*Aim*
Will you write out all the entries below exactly?
>>>
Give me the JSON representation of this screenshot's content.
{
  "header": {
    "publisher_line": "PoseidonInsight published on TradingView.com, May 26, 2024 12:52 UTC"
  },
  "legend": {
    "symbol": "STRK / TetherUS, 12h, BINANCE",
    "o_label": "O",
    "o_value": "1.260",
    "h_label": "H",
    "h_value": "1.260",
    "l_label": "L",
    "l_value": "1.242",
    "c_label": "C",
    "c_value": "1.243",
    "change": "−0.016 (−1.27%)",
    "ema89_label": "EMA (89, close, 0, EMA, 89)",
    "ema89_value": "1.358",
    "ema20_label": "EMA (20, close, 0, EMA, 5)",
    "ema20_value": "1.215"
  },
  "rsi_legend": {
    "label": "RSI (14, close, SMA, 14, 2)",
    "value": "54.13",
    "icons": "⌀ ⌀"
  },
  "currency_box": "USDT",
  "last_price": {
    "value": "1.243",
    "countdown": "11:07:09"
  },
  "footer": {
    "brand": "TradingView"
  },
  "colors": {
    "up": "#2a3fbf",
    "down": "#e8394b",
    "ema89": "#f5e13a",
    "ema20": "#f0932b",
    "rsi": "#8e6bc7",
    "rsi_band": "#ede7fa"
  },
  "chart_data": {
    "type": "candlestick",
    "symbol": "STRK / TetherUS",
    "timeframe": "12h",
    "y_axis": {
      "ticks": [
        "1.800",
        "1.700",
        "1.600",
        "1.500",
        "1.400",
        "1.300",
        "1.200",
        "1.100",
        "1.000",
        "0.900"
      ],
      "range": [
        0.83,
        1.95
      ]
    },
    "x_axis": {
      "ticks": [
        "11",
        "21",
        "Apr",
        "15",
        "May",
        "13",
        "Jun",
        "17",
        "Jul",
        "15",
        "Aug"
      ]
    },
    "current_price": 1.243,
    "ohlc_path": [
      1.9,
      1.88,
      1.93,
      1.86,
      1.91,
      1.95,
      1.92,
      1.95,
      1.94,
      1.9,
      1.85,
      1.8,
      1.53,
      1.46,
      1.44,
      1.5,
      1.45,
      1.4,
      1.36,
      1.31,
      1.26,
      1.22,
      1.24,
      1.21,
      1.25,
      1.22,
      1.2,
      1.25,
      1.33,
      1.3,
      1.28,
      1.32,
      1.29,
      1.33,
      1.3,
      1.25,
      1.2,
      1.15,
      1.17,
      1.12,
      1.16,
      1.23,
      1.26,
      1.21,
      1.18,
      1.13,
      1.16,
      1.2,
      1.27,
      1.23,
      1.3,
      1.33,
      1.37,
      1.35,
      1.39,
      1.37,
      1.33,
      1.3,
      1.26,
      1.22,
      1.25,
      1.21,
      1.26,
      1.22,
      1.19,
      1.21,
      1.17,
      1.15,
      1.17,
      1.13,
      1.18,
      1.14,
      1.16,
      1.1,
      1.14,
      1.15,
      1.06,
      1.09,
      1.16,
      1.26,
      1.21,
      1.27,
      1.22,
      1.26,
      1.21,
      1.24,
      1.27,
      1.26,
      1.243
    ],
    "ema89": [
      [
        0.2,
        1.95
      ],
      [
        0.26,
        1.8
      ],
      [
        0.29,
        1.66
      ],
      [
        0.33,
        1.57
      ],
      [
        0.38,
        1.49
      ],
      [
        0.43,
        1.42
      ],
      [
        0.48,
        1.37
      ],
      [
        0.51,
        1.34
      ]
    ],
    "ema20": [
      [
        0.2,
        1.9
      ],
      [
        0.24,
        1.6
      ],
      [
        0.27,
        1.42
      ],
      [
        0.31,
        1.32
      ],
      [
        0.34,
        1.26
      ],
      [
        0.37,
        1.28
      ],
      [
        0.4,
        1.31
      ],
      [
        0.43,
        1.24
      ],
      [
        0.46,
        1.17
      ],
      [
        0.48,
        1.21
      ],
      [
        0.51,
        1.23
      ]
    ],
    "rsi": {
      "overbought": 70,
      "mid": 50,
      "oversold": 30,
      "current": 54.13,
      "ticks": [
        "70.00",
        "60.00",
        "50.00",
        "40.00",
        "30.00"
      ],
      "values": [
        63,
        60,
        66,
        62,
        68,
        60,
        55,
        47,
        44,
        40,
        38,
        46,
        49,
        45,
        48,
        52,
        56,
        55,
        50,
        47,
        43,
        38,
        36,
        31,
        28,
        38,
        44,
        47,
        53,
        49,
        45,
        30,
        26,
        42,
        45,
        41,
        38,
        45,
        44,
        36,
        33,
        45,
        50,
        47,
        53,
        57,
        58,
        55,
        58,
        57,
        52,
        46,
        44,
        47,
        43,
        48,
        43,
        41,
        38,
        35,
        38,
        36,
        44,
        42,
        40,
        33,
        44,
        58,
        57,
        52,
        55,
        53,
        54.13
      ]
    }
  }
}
<<<
*Complete response*
Give me the JSON representation of this screenshot's content.
{
  "header": {
    "publisher_line": "PoseidonInsight published on TradingView.com, May 26, 2024 12:52 UTC"
  },
  "legend": {
    "symbol": "STRK / TetherUS, 12h, BINANCE",
    "o_label": "O",
    "o_value": "1.260",
    "h_label": "H",
    "h_value": "1.260",
    "l_label": "L",
    "l_value": "1.242",
    "c_label": "C",
    "c_value": "1.243",
    "change": "−0.016 (−1.27%)",
    "ema89_label": "EMA (89, close, 0, EMA, 89)",
    "ema89_value": "1.358",
    "ema20_label": "EMA (20, close, 0, EMA, 5)",
    "ema20_value": "1.215"
  },
  "rsi_legend": {
    "label": "RSI (14, close, SMA, 14, 2)",
    "value": "54.13",
    "icons": "⌀ ⌀"
  },
  "currency_box": "USDT",
  "last_price": {
    "value": "1.243",
    "countdown": "11:07:09"
  },
  "footer": {
    "brand": "TradingView"
  },
  "colors": {
    "up": "#2a3fbf",
    "down": "#e8394b",
    "ema89": "#f5e13a",
    "ema20": "#f0932b",
    "rsi": "#8e6bc7",
    "rsi_band": "#ede7fa"
  },
  "chart_data": {
    "type": "candlestick",
    "symbol": "STRK / TetherUS",
    "timeframe": "12h",
    "y_axis": {
      "ticks": [
        "1.800",
        "1.700",
        "1.600",
        "1.500",
        "1.400",
        "1.300",
        "1.200",
        "1.100",
        "1.000",
        "0.900"
      ],
      "range": [
        0.83,
        1.95
      ]
    },
    "x_axis": {
      "ticks": [
        "11",
        "21",
        "Apr",
        "15",
        "May",
        "13",
        "Jun",
        "17",
        "Jul",
        "15",
        "Aug"
      ]
    },
    "current_price": 1.243,
    "ohlc_path": [
      1.9,
      1.88,
      1.93,
      1.86,
      1.91,
      1.95,
      1.92,
      1.95,
      1.94,
      1.9,
      1.85,
      1.8,
      1.53,
      1.46,
      1.44,
      1.5,
      1.45,
      1.4,
      1.36,
      1.31,
      1.26,
      1.22,
      1.24,
      1.21,
      1.25,
      1.22,
      1.2,
      1.25,
      1.33,
      1.3,
      1.28,
      1.32,
      1.29,
      1.33,
      1.3,
      1.25,
      1.2,
      1.15,
      1.17,
      1.12,
      1.16,
      1.23,
      1.26,
      1.21,
      1.18,
      1.13,
      1.16,
      1.2,
      1.27,
      1.23,
      1.3,
      1.33,
      1.37,
      1.35,
      1.39,
      1.37,
      1.33,
      1.3,
      1.26,
      1.22,
      1.25,
      1.21,
      1.26,
      1.22,
      1.19,
      1.21,
      1.17,
      1.15,
      1.17,
      1.13,
      1.18,
      1.14,
      1.16,
      1.1,
      1.14,
      1.15,
      1.06,
      1.09,
      1.16,
      1.26,
      1.21,
      1.27,
      1.22,
      1.26,
      1.21,
      1.24,
      1.27,
      1.26,
      1.243
    ],
    "ema89": [
      [
        0.2,
        1.95
      ],
      [
        0.26,
        1.8
      ],
      [
        0.29,
        1.66
      ],
      [
        0.33,
        1.57
      ],
      [
        0.38,
        1.49
      ],
      [
        0.43,
        1.42
      ],
      [
        0.48,
        1.37
      ],
      [
        0.51,
        1.34
      ]
    ],
    "ema20": [
      [
        0.2,
        1.9
      ],
      [
        0.24,
        1.6
      ],
      [
        0.27,
        1.42
      ],
      [
        0.31,
        1.32
      ],
      [
        0.34,
        1.26
      ],
      [
        0.37,
        1.28
      ],
      [
        0.4,
        1.31
      ],
      [
        0.43,
        1.24
      ],
      [
        0.46,
        1.17
      ],
      [
        0.48,
        1.21
      ],
      [
        0.51,
        1.23
      ]
    ],
    "rsi": {
      "overbought": 70,
      "mid": 50,
      "oversold": 30,
      "current": 54.13,
      "ticks": [
        "70.00",
        "60.00",
        "50.00",
        "40.00",
        "30.00"
      ],
      "values": [
        63,
        60,
        66,
        62,
        68,
        60,
        55,
        47,
        44,
        40,
        38,
        46,
        49,
        45,
        48,
        52,
        56,
        55,
        50,
        47,
        43,
        38,
        36,
        31,
        28,
        38,
        44,
        47,
        53,
        49,
        45,
        30,
        26,
        42,
        45,
        41,
        38,
        45,
        44,
        36,
        33,
        45,
        50,
        47,
        53,
        57,
        58,
        55,
        58,
        57,
        52,
        46,
        44,
        47,
        43,
        48,
        43,
        41,
        38,
        35,
        38,
        36,
        44,
        42,
        40,
        33,
        44,
        58,
        57,
        52,
        55,
        53,
        54.13
      ]
    }
  }
}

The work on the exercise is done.